[Dataset items]
■ ■ ■ ■ ■ ■ ■

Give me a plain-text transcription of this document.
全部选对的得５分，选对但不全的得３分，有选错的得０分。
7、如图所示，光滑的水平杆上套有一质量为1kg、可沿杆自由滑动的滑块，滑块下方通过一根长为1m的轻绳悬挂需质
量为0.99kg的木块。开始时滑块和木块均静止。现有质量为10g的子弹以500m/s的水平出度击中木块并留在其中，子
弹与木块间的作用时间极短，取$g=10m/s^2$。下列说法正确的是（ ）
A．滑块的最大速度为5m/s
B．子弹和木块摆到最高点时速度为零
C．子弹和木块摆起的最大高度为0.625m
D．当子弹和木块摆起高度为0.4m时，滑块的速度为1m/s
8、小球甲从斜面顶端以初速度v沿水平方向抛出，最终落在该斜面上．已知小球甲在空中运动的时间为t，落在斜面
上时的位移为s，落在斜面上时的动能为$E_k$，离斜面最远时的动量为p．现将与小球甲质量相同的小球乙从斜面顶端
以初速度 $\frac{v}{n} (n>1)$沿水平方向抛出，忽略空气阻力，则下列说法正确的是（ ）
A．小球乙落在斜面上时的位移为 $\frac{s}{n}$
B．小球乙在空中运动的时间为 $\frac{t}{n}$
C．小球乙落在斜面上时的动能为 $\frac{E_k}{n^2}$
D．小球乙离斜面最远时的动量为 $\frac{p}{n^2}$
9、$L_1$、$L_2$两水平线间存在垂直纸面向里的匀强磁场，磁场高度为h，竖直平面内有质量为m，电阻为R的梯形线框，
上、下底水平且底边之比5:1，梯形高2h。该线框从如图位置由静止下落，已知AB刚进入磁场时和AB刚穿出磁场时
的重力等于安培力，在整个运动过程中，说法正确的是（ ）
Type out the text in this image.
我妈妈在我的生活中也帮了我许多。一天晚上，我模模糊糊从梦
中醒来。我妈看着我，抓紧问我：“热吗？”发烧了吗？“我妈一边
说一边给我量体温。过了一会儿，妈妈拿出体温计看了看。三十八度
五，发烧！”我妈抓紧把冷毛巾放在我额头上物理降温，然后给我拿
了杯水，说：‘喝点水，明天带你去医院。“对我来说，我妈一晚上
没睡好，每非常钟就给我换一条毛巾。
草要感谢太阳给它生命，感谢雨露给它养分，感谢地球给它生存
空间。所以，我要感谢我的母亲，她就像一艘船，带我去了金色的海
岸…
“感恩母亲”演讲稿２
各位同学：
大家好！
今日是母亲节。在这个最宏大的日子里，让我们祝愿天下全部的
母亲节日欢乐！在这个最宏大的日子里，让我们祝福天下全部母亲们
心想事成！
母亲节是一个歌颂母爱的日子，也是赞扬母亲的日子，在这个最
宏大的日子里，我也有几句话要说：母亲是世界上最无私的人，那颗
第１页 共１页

■ ■ ■ ■ ■ ■ ■

Retype every entry above, word for word.

Give me a plain-text transcription of this document.
全部选对的得５分，选对但不全的得３分，有选错的得０分。
7、如图所示，光滑的水平杆上套有一质量为1kg、可沿杆自由滑动的滑块，滑块下方通过一根长为1m的轻绳悬挂需质
量为0.99kg的木块。开始时滑块和木块均静止。现有质量为10g的子弹以500m/s的水平出度击中木块并留在其中，子
弹与木块间的作用时间极短，取$g=10m/s^2$。下列说法正确的是（ ）
A．滑块的最大速度为5m/s
B．子弹和木块摆到最高点时速度为零
C．子弹和木块摆起的最大高度为0.625m
D．当子弹和木块摆起高度为0.4m时，滑块的速度为1m/s
8、小球甲从斜面顶端以初速度v沿水平方向抛出，最终落在该斜面上．已知小球甲在空中运动的时间为t，落在斜面
上时的位移为s，落在斜面上时的动能为$E_k$，离斜面最远时的动量为p．现将与小球甲质量相同的小球乙从斜面顶端
以初速度 $\frac{v}{n} (n>1)$沿水平方向抛出，忽略空气阻力，则下列说法正确的是（ ）
A．小球乙落在斜面上时的位移为 $\frac{s}{n}$
B．小球乙在空中运动的时间为 $\frac{t}{n}$
C．小球乙落在斜面上时的动能为 $\frac{E_k}{n^2}$
D．小球乙离斜面最远时的动量为 $\frac{p}{n^2}$
9、$L_1$、$L_2$两水平线间存在垂直纸面向里的匀强磁场，磁场高度为h，竖直平面内有质量为m，电阻为R的梯形线框，
上、下底水平且底边之比5:1，梯形高2h。该线框从如图位置由静止下落，已知AB刚进入磁场时和AB刚穿出磁场时
的重力等于安培力，在整个运动过程中，说法正确的是（ ）
Type out the text in this image.
我妈妈在我的生活中也帮了我许多。一天晚上，我模模糊糊从梦
中醒来。我妈看着我，抓紧问我：“热吗？”发烧了吗？“我妈一边
说一边给我量体温。过了一会儿，妈妈拿出体温计看了看。三十八度
五，发烧！”我妈抓紧把冷毛巾放在我额头上物理降温，然后给我拿
了杯水，说：‘喝点水，明天带你去医院。“对我来说，我妈一晚上
没睡好，每非常钟就给我换一条毛巾。
草要感谢太阳给它生命，感谢雨露给它养分，感谢地球给它生存
空间。所以，我要感谢我的母亲，她就像一艘船，带我去了金色的海
岸…
“感恩母亲”演讲稿２
各位同学：
大家好！
今日是母亲节。在这个最宏大的日子里，让我们祝愿天下全部的
母亲节日欢乐！在这个最宏大的日子里，让我们祝福天下全部母亲们
心想事成！
母亲节是一个歌颂母爱的日子，也是赞扬母亲的日子，在这个最
宏大的日子里，我也有几句话要说：母亲是世界上最无私的人，那颗
第１页 共１页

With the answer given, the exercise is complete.